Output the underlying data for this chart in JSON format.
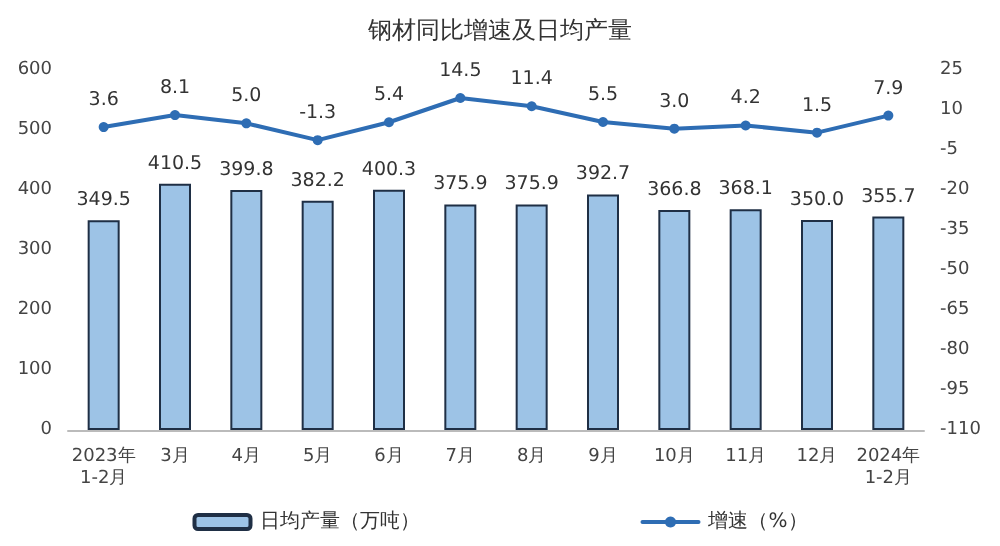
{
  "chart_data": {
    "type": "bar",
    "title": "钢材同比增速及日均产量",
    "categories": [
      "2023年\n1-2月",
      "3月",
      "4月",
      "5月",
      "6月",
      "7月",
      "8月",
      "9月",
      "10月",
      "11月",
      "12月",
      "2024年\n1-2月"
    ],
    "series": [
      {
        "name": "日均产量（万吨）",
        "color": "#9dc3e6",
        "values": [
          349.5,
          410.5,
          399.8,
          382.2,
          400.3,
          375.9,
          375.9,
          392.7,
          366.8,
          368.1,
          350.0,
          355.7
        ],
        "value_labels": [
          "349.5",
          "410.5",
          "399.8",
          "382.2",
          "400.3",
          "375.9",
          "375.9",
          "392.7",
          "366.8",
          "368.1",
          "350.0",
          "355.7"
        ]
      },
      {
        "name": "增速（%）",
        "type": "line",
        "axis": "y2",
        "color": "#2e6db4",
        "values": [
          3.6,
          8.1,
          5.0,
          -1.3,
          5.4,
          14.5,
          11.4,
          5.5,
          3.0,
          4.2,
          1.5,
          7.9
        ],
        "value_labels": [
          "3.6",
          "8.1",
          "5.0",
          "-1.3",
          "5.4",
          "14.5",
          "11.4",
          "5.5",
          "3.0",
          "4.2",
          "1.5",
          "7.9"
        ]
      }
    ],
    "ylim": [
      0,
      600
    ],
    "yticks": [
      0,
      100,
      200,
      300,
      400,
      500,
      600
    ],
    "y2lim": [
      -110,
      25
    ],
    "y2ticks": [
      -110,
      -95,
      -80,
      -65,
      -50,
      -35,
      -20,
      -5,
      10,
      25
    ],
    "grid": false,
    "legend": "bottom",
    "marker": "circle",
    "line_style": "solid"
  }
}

PROBLEM REQUIREMENTS =>
Transcribe the listing in full. Omit the pictures and keep every line exact.

SOLUTION FOR THIS EXERCISE =>
Output the underlying data for this chart in JSON format.
{
  "chart_data": {
    "type": "bar",
    "title": "钢材同比增速及日均产量",
    "categories": [
      "2023年\n1-2月",
      "3月",
      "4月",
      "5月",
      "6月",
      "7月",
      "8月",
      "9月",
      "10月",
      "11月",
      "12月",
      "2024年\n1-2月"
    ],
    "series": [
      {
        "name": "日均产量（万吨）",
        "color": "#9dc3e6",
        "values": [
          349.5,
          410.5,
          399.8,
          382.2,
          400.3,
          375.9,
          375.9,
          392.7,
          366.8,
          368.1,
          350.0,
          355.7
        ],
        "value_labels": [
          "349.5",
          "410.5",
          "399.8",
          "382.2",
          "400.3",
          "375.9",
          "375.9",
          "392.7",
          "366.8",
          "368.1",
          "350.0",
          "355.7"
        ]
      },
      {
        "name": "增速（%）",
        "type": "line",
        "axis": "y2",
        "color": "#2e6db4",
        "values": [
          3.6,
          8.1,
          5.0,
          -1.3,
          5.4,
          14.5,
          11.4,
          5.5,
          3.0,
          4.2,
          1.5,
          7.9
        ],
        "value_labels": [
          "3.6",
          "8.1",
          "5.0",
          "-1.3",
          "5.4",
          "14.5",
          "11.4",
          "5.5",
          "3.0",
          "4.2",
          "1.5",
          "7.9"
        ]
      }
    ],
    "ylim": [
      0,
      600
    ],
    "yticks": [
      0,
      100,
      200,
      300,
      400,
      500,
      600
    ],
    "y2lim": [
      -110,
      25
    ],
    "y2ticks": [
      -110,
      -95,
      -80,
      -65,
      -50,
      -35,
      -20,
      -5,
      10,
      25
    ],
    "grid": false,
    "legend": "bottom",
    "marker": "circle",
    "line_style": "solid"
  }
}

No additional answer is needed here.